Copy each line in the data that includes the word "Iodixanol".

SOURCE MATERIAL below:

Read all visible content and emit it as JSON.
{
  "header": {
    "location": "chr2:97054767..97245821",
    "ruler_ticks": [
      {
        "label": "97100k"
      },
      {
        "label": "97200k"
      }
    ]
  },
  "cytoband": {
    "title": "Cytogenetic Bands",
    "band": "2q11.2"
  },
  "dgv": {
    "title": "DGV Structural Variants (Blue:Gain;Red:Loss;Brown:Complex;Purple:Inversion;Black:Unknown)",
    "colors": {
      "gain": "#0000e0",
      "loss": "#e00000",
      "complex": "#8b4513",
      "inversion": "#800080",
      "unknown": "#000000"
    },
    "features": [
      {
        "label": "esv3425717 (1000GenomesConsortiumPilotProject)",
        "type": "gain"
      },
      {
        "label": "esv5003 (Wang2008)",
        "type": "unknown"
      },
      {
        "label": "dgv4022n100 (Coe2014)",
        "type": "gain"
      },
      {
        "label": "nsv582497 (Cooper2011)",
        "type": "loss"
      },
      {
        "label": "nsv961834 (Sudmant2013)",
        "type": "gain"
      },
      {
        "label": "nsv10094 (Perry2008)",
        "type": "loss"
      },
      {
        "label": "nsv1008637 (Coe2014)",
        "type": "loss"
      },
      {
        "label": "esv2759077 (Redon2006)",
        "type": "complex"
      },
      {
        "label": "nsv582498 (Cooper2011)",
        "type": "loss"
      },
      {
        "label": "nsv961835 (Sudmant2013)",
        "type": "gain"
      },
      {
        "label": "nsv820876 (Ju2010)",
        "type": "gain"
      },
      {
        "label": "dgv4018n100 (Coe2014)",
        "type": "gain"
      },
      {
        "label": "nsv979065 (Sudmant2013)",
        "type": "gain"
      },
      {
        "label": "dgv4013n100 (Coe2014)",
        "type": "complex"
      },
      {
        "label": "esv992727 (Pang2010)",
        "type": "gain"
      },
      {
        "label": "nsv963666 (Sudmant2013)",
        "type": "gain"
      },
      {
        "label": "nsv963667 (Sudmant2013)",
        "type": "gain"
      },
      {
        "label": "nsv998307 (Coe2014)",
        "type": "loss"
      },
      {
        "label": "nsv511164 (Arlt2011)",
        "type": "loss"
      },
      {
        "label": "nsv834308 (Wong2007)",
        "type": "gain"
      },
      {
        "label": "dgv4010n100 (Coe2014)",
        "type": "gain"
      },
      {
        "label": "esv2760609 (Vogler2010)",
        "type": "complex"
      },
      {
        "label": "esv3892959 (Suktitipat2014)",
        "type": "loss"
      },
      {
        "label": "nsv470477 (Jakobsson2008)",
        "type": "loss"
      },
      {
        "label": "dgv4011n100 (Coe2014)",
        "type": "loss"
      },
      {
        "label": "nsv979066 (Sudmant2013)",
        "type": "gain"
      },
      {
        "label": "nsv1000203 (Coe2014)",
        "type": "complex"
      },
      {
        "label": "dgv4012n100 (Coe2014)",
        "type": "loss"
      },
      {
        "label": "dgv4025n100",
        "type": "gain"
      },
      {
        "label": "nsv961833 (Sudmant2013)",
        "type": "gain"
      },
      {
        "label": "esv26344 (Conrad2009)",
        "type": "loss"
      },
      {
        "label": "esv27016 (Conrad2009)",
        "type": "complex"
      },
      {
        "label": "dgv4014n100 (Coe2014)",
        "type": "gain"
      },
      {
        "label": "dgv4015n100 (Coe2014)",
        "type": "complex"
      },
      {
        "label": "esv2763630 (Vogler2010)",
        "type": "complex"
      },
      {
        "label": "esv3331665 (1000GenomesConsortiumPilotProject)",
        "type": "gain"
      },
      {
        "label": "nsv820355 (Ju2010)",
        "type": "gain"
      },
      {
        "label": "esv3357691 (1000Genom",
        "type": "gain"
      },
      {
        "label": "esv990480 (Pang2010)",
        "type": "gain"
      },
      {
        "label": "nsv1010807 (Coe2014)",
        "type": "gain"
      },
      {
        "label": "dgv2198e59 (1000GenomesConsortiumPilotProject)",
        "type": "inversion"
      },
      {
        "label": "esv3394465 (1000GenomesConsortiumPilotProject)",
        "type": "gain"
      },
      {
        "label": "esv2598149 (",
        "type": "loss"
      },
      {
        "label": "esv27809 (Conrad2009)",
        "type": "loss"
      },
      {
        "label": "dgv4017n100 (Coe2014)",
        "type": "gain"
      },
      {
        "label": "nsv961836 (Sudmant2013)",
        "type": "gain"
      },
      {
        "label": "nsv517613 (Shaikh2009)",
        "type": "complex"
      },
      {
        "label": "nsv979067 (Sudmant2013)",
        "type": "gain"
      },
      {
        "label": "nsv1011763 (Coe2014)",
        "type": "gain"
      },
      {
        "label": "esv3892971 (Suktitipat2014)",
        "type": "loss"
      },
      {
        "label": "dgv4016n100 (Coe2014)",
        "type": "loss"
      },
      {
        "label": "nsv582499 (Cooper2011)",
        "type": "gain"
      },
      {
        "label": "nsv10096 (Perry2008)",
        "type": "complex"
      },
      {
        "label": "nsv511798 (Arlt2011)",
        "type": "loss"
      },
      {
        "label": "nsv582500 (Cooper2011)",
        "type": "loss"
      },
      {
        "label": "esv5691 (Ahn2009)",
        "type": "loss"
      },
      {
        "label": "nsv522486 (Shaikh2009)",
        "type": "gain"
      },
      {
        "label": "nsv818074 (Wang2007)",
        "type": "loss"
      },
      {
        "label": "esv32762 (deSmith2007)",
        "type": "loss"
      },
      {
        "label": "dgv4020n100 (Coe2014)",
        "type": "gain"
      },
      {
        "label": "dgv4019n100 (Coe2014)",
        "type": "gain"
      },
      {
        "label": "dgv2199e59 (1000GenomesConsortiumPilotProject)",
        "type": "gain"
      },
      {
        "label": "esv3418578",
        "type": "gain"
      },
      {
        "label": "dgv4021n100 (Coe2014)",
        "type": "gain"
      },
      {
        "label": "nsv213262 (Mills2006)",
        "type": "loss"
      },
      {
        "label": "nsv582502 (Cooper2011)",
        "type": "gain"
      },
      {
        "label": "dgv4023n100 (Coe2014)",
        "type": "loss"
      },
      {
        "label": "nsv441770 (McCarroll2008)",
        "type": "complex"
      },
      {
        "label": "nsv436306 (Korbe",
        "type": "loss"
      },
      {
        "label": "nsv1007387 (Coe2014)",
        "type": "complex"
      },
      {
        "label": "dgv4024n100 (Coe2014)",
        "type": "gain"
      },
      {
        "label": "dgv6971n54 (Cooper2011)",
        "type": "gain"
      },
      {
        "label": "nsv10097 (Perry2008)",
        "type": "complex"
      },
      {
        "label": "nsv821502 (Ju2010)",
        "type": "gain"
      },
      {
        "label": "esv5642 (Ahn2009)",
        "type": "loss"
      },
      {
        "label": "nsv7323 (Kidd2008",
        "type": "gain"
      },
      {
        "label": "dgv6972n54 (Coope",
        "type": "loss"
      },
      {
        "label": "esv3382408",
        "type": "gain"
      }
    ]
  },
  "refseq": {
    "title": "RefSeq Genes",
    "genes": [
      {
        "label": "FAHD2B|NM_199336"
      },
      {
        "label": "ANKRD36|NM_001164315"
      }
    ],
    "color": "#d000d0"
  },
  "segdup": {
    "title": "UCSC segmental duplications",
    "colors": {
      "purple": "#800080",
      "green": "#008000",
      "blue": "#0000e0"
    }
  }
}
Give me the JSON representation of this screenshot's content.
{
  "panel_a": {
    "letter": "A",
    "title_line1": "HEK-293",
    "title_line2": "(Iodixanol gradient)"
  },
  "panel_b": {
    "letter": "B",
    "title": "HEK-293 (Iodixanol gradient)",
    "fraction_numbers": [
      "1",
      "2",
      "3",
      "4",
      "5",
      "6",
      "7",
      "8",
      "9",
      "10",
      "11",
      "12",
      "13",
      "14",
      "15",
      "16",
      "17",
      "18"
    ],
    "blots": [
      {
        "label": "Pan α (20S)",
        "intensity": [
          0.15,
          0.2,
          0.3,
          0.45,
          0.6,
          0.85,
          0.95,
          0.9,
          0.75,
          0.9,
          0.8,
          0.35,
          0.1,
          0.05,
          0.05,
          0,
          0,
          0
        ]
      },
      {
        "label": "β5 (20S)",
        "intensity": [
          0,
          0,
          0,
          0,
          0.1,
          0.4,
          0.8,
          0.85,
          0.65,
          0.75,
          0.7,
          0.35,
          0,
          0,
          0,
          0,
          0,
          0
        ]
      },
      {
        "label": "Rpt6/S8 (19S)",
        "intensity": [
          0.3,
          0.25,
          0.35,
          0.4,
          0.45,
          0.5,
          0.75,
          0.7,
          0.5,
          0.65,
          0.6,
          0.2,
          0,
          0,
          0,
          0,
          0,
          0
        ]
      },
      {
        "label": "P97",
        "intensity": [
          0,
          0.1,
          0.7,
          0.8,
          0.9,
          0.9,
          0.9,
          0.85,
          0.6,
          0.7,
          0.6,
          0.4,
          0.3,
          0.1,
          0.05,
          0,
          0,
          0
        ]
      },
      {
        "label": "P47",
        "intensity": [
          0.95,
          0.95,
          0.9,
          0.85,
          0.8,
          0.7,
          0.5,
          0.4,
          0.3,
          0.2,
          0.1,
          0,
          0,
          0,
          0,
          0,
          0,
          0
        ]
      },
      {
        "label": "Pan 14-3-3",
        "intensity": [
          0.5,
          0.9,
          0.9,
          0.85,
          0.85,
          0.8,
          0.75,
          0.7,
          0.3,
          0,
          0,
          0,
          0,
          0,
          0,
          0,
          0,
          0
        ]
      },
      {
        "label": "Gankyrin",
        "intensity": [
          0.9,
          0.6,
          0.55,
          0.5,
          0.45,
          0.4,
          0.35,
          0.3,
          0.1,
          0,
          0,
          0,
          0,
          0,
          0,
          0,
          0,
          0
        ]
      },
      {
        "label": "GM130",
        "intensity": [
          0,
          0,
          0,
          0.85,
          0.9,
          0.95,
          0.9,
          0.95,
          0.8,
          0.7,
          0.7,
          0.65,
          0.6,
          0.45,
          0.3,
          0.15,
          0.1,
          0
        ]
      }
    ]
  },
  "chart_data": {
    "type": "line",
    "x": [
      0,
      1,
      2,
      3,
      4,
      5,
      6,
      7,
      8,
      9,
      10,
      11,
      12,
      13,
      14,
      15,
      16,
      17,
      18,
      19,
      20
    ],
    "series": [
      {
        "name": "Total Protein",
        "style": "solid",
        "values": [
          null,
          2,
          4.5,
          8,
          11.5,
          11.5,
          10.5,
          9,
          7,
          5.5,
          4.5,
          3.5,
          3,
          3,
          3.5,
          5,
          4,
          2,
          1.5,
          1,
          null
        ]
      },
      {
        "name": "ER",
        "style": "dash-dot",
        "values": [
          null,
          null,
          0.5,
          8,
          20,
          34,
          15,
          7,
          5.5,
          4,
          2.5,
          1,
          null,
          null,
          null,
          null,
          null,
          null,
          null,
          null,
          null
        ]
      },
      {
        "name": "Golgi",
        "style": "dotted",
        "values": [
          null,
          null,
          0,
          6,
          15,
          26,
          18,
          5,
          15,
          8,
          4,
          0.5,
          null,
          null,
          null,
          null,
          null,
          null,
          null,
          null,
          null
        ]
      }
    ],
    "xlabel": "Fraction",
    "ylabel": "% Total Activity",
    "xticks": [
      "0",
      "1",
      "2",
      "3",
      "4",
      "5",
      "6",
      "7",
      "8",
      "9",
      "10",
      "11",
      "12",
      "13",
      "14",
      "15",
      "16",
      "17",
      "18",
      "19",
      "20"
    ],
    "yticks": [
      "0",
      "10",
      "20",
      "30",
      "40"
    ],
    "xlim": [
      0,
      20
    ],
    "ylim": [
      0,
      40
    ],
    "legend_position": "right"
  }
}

End of SOURCE MATERIAL.

◆ **RESPONSE AREA**:
    "title_line2": "(Iodixanol gradient)"
    "title": "HEK-293 (Iodixanol gradient)",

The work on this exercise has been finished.